◆ **Stated goal**
Below is a set of records; print all of them exactly as written.

◆ **Extracted records**
----------

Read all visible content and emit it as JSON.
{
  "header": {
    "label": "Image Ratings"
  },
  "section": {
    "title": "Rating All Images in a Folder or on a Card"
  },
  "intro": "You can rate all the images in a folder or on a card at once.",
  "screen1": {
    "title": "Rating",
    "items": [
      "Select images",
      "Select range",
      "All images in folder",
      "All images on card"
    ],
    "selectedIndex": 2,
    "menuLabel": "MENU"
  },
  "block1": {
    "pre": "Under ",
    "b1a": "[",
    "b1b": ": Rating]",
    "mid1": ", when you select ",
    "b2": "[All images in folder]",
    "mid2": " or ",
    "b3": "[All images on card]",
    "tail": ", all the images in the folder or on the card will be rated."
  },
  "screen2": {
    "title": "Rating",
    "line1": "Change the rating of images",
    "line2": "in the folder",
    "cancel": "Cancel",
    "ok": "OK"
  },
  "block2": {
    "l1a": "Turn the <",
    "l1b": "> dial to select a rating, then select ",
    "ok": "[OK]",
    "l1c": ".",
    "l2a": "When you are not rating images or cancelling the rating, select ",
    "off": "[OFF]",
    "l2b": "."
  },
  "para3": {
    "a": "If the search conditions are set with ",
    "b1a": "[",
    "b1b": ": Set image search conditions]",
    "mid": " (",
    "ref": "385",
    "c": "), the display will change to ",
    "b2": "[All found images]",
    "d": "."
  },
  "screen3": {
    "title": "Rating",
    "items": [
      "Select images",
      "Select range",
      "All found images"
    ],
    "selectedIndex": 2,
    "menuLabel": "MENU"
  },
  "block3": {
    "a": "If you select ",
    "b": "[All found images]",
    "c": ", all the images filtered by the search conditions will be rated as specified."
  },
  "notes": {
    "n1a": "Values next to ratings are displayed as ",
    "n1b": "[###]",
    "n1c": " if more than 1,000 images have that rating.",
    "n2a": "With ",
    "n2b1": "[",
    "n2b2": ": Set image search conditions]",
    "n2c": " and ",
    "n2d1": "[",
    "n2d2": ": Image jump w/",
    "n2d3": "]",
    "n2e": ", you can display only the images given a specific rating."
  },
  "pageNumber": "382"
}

----------

◆ **Output for this exercise**
Read all visible content and emit it as JSON.
{
  "header": {
    "label": "Image Ratings"
  },
  "section": {
    "title": "Rating All Images in a Folder or on a Card"
  },
  "intro": "You can rate all the images in a folder or on a card at once.",
  "screen1": {
    "title": "Rating",
    "items": [
      "Select images",
      "Select range",
      "All images in folder",
      "All images on card"
    ],
    "selectedIndex": 2,
    "menuLabel": "MENU"
  },
  "block1": {
    "pre": "Under ",
    "b1a": "[",
    "b1b": ": Rating]",
    "mid1": ", when you select ",
    "b2": "[All images in folder]",
    "mid2": " or ",
    "b3": "[All images on card]",
    "tail": ", all the images in the folder or on the card will be rated."
  },
  "screen2": {
    "title": "Rating",
    "line1": "Change the rating of images",
    "line2": "in the folder",
    "cancel": "Cancel",
    "ok": "OK"
  },
  "block2": {
    "l1a": "Turn the <",
    "l1b": "> dial to select a rating, then select ",
    "ok": "[OK]",
    "l1c": ".",
    "l2a": "When you are not rating images or cancelling the rating, select ",
    "off": "[OFF]",
    "l2b": "."
  },
  "para3": {
    "a": "If the search conditions are set with ",
    "b1a": "[",
    "b1b": ": Set image search conditions]",
    "mid": " (",
    "ref": "385",
    "c": "), the display will change to ",
    "b2": "[All found images]",
    "d": "."
  },
  "screen3": {
    "title": "Rating",
    "items": [
      "Select images",
      "Select range",
      "All found images"
    ],
    "selectedIndex": 2,
    "menuLabel": "MENU"
  },
  "block3": {
    "a": "If you select ",
    "b": "[All found images]",
    "c": ", all the images filtered by the search conditions will be rated as specified."
  },
  "notes": {
    "n1a": "Values next to ratings are displayed as ",
    "n1b": "[###]",
    "n1c": " if more than 1,000 images have that rating.",
    "n2a": "With ",
    "n2b1": "[",
    "n2b2": ": Set image search conditions]",
    "n2c": " and ",
    "n2d1": "[",
    "n2d2": ": Image jump w/",
    "n2d3": "]",
    "n2e": ", you can display only the images given a specific rating."
  },
  "pageNumber": "382"
}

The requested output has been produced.